>> BEGIN Data for this task
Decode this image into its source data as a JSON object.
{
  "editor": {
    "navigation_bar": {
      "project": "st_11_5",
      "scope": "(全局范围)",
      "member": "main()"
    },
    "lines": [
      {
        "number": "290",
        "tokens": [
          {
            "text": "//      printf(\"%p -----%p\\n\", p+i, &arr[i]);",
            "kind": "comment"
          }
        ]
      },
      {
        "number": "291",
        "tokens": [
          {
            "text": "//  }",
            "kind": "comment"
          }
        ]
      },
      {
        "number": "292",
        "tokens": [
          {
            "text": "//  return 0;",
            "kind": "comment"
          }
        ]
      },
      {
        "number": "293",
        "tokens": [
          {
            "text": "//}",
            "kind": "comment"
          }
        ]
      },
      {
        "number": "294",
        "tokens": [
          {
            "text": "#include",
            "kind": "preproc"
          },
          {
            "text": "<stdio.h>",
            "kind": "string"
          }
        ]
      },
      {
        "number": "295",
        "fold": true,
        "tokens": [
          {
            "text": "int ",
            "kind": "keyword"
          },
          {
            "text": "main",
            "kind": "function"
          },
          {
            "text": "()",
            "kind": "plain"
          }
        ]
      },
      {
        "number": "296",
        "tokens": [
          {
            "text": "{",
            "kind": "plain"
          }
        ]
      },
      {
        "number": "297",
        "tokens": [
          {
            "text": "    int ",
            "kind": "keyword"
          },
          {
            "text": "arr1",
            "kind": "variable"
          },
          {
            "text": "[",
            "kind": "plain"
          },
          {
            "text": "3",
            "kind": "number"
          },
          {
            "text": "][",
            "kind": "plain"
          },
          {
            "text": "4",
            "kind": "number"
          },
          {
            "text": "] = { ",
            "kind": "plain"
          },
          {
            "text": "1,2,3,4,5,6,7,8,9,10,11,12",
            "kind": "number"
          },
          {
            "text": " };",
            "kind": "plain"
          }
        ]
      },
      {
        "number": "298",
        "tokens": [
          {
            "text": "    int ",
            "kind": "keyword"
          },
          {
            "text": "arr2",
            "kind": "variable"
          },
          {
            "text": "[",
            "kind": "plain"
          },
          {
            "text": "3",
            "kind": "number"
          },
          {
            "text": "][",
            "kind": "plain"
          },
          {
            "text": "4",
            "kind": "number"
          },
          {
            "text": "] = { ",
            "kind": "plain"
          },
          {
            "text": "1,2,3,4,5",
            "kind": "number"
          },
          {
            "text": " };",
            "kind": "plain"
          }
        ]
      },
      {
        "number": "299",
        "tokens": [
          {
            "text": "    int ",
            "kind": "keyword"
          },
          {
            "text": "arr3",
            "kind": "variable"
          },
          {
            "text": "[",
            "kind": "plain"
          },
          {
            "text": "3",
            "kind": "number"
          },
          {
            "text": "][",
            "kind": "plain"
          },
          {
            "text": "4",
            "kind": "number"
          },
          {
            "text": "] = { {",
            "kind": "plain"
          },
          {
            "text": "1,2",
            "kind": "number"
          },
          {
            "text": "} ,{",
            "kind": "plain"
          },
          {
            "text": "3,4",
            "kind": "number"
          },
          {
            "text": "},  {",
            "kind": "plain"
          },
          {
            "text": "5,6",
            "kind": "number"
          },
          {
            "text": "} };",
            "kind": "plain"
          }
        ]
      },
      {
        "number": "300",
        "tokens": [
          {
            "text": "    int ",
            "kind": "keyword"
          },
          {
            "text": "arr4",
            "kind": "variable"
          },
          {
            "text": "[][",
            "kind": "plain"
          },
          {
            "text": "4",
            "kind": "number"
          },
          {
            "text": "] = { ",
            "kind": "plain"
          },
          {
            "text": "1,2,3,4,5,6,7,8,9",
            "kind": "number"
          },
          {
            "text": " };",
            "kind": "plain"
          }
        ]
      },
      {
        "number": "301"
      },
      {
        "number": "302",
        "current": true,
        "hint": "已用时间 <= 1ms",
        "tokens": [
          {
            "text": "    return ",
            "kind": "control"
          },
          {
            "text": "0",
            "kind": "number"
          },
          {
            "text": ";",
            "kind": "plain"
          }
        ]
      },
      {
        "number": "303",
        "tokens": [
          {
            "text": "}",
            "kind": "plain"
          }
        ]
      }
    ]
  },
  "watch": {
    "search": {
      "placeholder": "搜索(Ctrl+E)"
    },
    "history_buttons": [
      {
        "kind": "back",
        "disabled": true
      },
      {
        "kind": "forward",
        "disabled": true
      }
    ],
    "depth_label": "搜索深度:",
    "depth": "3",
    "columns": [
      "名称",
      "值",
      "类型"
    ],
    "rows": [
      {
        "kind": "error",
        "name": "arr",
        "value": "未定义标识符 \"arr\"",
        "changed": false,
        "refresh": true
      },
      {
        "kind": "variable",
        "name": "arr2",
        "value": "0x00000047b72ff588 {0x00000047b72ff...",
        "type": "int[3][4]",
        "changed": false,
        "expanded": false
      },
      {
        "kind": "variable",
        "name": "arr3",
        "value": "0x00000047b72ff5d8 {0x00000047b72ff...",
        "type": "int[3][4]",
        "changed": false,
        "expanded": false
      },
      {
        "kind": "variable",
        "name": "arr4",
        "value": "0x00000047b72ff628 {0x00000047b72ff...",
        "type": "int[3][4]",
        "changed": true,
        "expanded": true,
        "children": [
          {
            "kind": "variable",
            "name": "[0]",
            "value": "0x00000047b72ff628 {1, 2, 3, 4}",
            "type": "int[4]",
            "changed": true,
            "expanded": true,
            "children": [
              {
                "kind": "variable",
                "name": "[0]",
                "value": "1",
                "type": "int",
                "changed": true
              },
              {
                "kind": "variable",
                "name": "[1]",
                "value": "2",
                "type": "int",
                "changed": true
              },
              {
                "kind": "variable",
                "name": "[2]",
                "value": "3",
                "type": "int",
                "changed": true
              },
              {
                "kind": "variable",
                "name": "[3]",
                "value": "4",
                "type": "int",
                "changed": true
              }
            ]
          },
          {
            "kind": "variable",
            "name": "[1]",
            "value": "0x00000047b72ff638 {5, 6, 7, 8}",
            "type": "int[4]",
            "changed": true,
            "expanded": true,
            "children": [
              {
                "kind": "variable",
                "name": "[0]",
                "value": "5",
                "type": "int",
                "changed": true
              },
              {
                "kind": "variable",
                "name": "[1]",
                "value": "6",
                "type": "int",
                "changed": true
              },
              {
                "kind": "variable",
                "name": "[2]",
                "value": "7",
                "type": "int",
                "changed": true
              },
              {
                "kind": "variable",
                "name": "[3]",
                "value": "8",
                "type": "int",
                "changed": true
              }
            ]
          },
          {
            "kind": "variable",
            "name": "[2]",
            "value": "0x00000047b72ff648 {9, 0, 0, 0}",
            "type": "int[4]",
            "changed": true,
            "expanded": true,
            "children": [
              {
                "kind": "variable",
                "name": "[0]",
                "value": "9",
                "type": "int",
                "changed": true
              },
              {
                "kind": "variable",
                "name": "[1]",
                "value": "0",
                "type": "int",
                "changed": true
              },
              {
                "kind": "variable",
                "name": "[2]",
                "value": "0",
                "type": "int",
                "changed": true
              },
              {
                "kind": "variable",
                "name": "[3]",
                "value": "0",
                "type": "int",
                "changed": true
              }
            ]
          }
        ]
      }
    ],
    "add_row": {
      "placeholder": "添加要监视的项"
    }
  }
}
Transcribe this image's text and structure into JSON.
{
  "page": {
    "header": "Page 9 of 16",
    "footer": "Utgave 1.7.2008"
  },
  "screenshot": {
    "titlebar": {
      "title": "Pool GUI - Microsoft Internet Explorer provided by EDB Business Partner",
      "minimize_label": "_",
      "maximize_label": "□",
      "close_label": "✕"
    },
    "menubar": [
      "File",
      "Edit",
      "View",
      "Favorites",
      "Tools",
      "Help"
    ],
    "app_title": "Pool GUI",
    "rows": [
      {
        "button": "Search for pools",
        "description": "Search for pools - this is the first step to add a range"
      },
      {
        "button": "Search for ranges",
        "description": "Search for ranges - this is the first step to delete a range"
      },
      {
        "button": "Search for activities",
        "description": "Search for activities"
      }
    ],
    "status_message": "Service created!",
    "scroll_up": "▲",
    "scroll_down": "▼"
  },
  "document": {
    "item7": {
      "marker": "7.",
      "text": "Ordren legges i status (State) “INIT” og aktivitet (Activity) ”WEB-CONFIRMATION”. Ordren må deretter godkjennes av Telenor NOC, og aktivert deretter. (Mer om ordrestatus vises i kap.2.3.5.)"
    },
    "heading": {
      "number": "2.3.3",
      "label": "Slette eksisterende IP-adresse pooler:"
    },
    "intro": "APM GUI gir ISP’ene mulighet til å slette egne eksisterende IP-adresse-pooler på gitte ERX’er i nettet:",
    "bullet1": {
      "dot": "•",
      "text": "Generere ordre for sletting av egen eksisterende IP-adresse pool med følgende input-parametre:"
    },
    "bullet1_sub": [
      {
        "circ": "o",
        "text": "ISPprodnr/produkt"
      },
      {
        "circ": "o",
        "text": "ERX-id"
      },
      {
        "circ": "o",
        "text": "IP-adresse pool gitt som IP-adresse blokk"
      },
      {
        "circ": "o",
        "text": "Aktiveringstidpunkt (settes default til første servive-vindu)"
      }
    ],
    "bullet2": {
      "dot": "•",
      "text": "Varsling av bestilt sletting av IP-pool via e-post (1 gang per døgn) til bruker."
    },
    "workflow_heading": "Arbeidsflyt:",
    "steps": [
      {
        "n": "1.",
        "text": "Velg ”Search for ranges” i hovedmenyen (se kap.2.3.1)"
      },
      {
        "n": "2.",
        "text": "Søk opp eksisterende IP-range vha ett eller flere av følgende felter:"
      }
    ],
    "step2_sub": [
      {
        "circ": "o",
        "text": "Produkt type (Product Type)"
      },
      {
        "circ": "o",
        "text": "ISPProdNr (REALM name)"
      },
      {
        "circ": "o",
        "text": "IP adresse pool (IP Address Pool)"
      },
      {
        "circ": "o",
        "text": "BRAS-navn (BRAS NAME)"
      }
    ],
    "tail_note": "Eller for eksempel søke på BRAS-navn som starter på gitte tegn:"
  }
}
>> END Data for this task
### Objective:
Search the entries for the word "description", then list each line that holds it.

### Answer below:
        "description": "Search for pools - this is the first step to add a range"
        "description": "Search for ranges - this is the first step to delete a range"
        "description": "Search for activities"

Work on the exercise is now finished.